Working data:
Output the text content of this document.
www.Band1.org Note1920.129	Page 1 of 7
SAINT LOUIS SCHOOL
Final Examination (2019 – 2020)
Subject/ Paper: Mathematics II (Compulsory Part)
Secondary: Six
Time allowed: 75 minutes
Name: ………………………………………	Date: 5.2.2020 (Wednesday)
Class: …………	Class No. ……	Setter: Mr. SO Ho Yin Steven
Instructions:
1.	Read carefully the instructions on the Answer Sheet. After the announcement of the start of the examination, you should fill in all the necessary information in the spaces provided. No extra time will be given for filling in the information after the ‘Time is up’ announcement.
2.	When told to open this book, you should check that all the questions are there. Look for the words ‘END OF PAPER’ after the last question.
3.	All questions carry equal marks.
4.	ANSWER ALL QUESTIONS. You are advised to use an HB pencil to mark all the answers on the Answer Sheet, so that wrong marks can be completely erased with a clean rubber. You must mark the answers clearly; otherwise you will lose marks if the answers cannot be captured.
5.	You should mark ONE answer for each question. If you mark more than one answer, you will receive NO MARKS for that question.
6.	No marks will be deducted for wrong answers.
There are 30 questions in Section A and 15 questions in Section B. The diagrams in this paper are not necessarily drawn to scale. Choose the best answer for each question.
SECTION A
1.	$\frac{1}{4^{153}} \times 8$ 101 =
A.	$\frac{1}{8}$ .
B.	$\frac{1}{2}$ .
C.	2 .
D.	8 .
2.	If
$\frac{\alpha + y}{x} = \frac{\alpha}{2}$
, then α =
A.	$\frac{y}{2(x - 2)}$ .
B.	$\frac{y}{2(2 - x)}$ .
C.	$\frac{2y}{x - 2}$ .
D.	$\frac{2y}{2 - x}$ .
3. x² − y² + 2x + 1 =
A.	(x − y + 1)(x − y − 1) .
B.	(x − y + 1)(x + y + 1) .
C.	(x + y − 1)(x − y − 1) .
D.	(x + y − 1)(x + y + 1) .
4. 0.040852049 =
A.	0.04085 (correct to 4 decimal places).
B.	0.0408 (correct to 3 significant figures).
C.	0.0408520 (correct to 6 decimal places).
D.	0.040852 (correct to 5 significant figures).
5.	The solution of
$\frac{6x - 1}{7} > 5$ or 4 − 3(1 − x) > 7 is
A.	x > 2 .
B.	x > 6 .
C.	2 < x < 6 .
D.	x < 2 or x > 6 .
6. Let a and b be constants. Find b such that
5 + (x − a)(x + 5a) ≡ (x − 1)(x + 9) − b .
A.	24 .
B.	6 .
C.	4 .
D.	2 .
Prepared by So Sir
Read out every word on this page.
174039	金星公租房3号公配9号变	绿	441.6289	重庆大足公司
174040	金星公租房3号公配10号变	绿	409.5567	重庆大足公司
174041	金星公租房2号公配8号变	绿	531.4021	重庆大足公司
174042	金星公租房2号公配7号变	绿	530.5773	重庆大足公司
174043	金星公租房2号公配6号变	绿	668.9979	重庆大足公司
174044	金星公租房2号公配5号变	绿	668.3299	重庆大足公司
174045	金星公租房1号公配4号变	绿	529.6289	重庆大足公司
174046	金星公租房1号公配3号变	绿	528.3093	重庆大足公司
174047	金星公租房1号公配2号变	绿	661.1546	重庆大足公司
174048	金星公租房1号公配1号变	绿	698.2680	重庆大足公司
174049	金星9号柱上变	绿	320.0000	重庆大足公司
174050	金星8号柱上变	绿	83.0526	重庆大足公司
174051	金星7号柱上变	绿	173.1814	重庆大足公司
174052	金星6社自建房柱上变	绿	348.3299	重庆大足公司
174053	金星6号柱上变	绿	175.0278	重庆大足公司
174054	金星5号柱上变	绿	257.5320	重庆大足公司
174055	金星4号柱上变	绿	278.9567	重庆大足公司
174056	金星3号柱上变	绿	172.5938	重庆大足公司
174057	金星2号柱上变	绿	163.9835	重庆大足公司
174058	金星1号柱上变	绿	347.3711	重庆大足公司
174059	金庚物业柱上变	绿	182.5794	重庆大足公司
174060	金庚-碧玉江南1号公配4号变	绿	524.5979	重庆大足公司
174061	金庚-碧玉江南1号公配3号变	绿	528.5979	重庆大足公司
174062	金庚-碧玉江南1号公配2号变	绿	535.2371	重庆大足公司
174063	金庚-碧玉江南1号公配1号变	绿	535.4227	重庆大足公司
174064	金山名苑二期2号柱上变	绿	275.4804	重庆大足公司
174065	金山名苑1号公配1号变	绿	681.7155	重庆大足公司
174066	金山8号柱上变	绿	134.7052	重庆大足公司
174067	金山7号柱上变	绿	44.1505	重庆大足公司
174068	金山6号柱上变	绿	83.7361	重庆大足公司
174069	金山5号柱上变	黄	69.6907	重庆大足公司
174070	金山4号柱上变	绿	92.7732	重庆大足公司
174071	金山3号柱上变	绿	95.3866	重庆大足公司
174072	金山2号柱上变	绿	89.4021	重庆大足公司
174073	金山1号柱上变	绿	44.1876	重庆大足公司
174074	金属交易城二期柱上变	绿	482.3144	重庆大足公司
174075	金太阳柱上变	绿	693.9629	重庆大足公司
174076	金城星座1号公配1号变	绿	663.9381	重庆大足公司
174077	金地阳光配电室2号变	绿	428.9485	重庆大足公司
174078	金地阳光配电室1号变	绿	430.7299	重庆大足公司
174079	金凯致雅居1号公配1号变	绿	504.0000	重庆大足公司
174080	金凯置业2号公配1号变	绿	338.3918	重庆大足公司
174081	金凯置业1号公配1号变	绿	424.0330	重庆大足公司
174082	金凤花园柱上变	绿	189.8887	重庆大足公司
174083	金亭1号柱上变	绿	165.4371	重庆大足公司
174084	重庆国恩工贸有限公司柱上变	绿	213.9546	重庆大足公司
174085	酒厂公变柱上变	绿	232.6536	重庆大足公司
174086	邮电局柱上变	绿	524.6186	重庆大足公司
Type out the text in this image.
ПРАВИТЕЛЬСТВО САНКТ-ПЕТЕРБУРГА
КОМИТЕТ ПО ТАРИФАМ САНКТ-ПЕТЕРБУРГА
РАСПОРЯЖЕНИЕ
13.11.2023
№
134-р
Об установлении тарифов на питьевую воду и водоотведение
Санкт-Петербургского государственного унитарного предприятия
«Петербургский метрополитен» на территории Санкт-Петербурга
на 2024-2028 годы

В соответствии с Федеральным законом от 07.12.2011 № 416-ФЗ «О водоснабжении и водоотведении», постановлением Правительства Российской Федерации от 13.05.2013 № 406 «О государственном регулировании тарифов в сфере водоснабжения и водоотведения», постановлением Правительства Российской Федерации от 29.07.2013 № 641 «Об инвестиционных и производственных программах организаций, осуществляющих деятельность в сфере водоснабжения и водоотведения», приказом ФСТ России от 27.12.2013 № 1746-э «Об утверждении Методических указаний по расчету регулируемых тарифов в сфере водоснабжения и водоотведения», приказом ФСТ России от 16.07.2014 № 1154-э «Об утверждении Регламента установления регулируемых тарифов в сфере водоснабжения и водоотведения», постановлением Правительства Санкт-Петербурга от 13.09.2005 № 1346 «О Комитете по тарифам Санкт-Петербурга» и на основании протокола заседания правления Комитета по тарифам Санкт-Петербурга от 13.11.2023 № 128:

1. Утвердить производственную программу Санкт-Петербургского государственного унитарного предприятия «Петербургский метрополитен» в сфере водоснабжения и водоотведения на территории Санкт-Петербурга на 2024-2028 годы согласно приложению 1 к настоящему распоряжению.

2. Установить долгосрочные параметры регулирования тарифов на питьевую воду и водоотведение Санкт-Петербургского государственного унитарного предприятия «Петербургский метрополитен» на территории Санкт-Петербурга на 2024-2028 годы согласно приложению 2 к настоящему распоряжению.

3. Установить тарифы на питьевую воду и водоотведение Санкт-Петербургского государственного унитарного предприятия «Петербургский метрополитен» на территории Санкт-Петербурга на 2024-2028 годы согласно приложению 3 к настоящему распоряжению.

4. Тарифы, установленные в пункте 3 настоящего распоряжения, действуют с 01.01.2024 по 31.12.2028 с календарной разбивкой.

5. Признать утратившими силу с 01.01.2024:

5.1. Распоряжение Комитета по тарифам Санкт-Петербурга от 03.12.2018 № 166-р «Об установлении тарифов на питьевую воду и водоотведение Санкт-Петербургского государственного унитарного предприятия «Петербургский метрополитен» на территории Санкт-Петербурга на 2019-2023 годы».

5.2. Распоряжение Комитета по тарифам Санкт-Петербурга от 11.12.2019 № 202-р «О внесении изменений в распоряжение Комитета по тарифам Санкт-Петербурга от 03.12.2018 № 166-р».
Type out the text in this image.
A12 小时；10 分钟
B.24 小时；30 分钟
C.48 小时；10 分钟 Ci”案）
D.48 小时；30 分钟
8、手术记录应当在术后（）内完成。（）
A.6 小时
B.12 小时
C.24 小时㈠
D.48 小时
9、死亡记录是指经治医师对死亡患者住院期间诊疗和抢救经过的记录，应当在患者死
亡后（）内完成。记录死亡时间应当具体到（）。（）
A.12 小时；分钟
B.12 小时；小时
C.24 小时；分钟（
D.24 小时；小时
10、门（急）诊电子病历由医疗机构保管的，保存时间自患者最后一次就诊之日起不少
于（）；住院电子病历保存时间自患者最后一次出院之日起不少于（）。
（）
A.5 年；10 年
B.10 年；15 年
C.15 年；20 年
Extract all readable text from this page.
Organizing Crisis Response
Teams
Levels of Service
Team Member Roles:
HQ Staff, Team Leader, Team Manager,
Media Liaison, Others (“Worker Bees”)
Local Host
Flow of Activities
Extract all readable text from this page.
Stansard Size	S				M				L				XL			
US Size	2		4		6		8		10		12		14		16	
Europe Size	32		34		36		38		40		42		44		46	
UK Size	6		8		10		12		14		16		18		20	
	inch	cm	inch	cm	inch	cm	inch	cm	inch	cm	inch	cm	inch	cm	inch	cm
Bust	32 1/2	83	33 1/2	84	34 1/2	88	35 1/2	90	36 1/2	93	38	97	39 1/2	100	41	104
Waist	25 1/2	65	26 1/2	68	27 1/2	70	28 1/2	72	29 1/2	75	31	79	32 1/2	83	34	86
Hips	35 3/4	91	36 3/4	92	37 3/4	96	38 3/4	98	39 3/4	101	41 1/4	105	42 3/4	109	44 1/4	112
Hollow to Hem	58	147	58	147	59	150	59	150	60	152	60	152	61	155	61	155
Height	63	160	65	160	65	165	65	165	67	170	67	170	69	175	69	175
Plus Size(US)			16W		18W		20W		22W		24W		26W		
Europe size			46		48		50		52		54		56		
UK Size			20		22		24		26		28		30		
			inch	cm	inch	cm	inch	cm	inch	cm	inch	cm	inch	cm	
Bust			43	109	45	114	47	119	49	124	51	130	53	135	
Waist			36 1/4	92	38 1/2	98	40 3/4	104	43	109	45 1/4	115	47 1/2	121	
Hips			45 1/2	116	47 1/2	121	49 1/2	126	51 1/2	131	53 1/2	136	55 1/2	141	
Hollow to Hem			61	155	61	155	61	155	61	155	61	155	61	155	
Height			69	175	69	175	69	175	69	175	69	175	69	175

Job:
State the number of lines in the records that contain the string "figures", and nothing more.

Response:
2